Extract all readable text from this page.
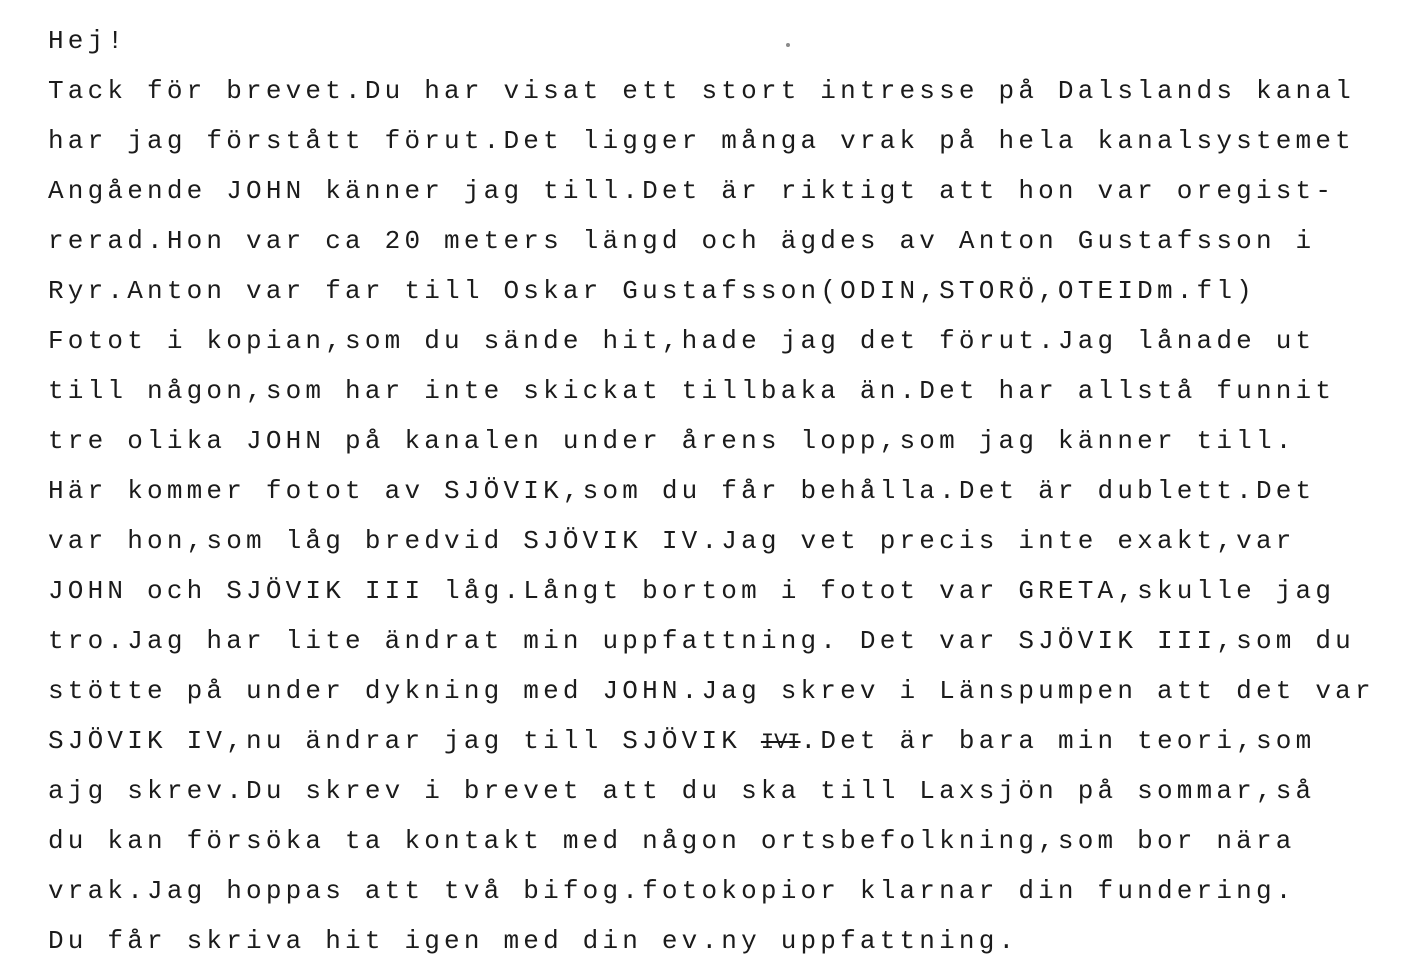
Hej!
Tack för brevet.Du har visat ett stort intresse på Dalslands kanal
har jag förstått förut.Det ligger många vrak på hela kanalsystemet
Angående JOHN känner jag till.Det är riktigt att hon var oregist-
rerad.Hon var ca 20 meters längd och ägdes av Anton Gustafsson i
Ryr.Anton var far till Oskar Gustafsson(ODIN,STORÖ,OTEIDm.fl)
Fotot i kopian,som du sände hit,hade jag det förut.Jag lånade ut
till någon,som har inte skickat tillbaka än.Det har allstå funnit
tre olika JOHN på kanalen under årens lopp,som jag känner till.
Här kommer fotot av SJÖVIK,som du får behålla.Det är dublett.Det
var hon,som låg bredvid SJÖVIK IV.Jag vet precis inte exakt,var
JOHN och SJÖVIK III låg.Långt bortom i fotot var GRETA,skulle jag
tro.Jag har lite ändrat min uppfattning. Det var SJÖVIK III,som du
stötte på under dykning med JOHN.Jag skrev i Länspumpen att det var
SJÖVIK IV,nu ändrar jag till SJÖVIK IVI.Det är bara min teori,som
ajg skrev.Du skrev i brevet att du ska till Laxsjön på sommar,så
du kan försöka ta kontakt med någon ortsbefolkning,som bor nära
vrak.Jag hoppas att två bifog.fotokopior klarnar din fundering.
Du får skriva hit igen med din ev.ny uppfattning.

--- --- ---

> **REQUIRED WORK**: Transcribe all of the material exactly, leaving out whatever pictures it contains.

> **ANSWER BELOW**:
Extract all readable text from this page.
Hej!
Tack för brevet.Du har visat ett stort intresse på Dalslands kanal
har jag förstått förut.Det ligger många vrak på hela kanalsystemet
Angående JOHN känner jag till.Det är riktigt att hon var oregist-
rerad.Hon var ca 20 meters längd och ägdes av Anton Gustafsson i
Ryr.Anton var far till Oskar Gustafsson(ODIN,STORÖ,OTEIDm.fl)
Fotot i kopian,som du sände hit,hade jag det förut.Jag lånade ut
till någon,som har inte skickat tillbaka än.Det har allstå funnit
tre olika JOHN på kanalen under årens lopp,som jag känner till.
Här kommer fotot av SJÖVIK,som du får behålla.Det är dublett.Det
var hon,som låg bredvid SJÖVIK IV.Jag vet precis inte exakt,var
JOHN och SJÖVIK III låg.Långt bortom i fotot var GRETA,skulle jag
tro.Jag har lite ändrat min uppfattning. Det var SJÖVIK III,som du
stötte på under dykning med JOHN.Jag skrev i Länspumpen att det var
SJÖVIK IV,nu ändrar jag till SJÖVIK IVI.Det är bara min teori,som
ajg skrev.Du skrev i brevet att du ska till Laxsjön på sommar,så
du kan försöka ta kontakt med någon ortsbefolkning,som bor nära
vrak.Jag hoppas att två bifog.fotokopior klarnar din fundering.
Du får skriva hit igen med din ev.ny uppfattning.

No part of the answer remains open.